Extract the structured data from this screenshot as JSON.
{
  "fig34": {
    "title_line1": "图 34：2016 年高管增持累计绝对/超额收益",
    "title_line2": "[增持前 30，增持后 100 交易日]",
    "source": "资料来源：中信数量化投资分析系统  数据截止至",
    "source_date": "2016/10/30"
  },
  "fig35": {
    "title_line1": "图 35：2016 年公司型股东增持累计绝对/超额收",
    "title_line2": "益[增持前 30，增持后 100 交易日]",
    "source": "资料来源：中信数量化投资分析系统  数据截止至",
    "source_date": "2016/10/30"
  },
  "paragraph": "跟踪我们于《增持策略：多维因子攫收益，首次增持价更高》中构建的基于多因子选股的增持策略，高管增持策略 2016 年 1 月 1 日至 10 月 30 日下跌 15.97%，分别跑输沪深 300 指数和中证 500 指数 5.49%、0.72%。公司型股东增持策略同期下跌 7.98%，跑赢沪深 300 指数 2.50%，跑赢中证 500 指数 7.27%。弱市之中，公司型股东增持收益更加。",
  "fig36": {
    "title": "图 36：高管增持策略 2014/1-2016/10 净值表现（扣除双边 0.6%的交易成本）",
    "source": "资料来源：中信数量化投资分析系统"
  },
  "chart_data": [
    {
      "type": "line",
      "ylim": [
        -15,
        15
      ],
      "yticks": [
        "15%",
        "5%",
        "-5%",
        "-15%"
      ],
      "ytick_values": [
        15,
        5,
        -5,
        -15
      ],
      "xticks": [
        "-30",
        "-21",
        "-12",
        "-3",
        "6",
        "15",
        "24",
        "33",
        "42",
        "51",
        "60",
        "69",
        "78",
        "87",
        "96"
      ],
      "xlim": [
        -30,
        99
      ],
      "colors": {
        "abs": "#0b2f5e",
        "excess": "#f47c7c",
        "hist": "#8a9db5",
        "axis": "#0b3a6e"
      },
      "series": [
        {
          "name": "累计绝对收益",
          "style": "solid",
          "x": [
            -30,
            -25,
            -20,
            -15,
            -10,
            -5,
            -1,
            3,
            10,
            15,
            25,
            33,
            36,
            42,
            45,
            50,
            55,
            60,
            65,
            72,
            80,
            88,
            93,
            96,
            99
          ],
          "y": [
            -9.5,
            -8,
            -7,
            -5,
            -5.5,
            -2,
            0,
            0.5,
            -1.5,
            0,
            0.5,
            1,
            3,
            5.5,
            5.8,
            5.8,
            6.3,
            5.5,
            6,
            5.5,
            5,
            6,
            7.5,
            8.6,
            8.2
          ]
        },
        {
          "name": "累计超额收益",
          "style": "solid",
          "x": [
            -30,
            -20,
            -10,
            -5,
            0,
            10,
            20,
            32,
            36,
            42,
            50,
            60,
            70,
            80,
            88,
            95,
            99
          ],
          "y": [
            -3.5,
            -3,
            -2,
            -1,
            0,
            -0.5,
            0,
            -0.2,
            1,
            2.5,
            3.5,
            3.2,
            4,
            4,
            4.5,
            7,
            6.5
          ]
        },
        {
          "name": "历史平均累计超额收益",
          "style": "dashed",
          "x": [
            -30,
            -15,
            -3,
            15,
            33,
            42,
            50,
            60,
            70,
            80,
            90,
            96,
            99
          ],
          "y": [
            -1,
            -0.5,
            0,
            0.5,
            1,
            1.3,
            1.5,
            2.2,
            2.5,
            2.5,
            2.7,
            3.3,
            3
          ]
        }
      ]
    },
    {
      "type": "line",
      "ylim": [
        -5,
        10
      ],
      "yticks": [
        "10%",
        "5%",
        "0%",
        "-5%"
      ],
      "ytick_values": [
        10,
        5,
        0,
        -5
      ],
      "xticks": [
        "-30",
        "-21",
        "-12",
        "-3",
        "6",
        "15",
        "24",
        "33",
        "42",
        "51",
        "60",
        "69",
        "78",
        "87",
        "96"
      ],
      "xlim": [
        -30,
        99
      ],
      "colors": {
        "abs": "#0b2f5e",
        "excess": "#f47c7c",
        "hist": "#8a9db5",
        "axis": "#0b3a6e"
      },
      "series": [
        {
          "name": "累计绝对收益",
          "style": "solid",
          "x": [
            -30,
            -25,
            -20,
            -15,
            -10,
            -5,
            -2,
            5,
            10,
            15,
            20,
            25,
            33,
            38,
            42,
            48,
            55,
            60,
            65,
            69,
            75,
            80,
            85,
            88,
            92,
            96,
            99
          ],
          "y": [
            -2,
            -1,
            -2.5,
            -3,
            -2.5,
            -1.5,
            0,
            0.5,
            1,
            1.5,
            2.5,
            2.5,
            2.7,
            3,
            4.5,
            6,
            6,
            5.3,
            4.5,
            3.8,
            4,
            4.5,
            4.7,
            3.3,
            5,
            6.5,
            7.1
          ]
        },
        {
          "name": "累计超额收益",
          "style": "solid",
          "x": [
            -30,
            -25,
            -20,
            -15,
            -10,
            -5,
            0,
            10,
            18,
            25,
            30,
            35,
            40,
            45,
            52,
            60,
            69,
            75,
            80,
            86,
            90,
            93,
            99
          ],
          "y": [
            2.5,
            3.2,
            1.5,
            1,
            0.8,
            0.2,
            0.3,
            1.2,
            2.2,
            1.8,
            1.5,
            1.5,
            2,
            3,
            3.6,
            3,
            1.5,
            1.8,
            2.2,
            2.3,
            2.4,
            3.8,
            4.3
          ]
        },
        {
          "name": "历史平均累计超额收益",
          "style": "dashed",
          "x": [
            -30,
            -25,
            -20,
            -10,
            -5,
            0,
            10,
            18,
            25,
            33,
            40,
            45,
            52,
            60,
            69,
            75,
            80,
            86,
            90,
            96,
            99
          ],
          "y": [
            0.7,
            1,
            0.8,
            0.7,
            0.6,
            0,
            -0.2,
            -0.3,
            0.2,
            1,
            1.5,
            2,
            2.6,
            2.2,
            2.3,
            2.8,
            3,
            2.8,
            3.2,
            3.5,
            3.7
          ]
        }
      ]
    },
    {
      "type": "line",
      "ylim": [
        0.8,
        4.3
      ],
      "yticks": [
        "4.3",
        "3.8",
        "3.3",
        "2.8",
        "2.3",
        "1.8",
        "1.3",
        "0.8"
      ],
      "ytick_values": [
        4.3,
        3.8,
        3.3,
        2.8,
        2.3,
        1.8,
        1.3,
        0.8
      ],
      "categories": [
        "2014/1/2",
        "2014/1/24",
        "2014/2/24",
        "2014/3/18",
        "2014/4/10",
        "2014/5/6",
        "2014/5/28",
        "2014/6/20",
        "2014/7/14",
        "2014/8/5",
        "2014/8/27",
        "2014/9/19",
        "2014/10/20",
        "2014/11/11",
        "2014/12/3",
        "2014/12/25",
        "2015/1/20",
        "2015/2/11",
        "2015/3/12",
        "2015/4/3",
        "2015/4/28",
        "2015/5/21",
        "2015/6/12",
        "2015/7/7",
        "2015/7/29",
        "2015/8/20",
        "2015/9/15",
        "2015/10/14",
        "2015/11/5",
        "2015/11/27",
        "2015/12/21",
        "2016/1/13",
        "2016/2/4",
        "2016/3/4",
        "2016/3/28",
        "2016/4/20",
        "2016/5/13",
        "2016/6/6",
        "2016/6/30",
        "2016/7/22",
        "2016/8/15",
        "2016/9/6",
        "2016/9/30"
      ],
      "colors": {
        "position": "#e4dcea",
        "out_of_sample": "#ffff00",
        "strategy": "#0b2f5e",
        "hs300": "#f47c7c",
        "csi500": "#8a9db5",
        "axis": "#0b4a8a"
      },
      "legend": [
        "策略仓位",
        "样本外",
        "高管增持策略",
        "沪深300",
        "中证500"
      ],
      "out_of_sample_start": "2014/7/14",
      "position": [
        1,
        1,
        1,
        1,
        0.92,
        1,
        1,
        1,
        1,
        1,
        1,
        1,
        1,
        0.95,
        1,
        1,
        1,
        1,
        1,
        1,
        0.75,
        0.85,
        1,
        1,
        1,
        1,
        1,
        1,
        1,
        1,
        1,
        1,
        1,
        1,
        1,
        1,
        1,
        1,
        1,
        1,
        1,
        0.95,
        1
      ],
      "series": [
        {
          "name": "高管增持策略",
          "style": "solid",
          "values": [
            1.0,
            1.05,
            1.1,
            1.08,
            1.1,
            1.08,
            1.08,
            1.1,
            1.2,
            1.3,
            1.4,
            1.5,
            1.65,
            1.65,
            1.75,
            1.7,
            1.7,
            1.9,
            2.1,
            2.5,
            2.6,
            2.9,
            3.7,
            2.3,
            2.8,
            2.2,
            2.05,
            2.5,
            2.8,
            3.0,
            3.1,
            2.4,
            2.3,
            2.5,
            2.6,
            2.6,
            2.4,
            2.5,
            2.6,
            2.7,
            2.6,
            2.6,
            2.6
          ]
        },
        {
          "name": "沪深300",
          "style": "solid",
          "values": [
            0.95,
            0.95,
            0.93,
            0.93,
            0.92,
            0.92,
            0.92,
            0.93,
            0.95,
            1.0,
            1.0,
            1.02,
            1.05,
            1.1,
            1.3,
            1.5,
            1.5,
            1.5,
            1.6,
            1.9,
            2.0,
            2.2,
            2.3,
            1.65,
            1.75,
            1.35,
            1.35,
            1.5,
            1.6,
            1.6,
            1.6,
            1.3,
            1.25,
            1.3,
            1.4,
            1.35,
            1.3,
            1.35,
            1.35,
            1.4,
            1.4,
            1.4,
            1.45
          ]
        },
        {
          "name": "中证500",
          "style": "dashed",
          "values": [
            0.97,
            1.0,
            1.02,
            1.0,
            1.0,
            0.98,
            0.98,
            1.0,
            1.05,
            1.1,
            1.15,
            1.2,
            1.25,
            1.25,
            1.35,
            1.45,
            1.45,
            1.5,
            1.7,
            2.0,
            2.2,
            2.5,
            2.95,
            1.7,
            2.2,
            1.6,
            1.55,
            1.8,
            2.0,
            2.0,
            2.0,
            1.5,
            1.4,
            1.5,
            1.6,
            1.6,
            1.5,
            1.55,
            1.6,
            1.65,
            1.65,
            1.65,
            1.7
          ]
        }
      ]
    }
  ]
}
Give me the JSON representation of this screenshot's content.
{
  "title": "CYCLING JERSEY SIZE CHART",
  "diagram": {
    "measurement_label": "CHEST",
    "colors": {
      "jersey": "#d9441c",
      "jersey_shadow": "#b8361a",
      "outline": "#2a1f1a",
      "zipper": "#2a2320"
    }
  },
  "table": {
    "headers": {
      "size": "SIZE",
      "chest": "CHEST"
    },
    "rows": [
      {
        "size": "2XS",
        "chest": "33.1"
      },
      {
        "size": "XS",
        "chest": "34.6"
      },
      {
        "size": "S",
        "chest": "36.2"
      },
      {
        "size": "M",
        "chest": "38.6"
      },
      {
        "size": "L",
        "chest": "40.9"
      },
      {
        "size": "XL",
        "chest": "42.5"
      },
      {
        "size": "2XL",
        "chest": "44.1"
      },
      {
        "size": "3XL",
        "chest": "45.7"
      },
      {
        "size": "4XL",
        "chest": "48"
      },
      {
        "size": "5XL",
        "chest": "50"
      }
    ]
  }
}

· · ·

▶ **Given problem**
Starting with the line that contains "Give me the", write out each line through the end of the listing, exactly as it appears, and include nothing else.

▶ **Written response**
Give me the JSON representation of this screenshot's content.
{
  "title": "CYCLING JERSEY SIZE CHART",
  "diagram": {
    "measurement_label": "CHEST",
    "colors": {
      "jersey": "#d9441c",
      "jersey_shadow": "#b8361a",
      "outline": "#2a1f1a",
      "zipper": "#2a2320"
    }
  },
  "table": {
    "headers": {
      "size": "SIZE",
      "chest": "CHEST"
    },
    "rows": [
      {
        "size": "2XS",
        "chest": "33.1"
      },
      {
        "size": "XS",
        "chest": "34.6"
      },
      {
        "size": "S",
        "chest": "36.2"
      },
      {
        "size": "M",
        "chest": "38.6"
      },
      {
        "size": "L",
        "chest": "40.9"
      },
      {
        "size": "XL",
        "chest": "42.5"
      },
      {
        "size": "2XL",
        "chest": "44.1"
      },
      {
        "size": "3XL",
        "chest": "45.7"
      },
      {
        "size": "4XL",
        "chest": "48"
      },
      {
        "size": "5XL",
        "chest": "50"
      }
    ]
  }
}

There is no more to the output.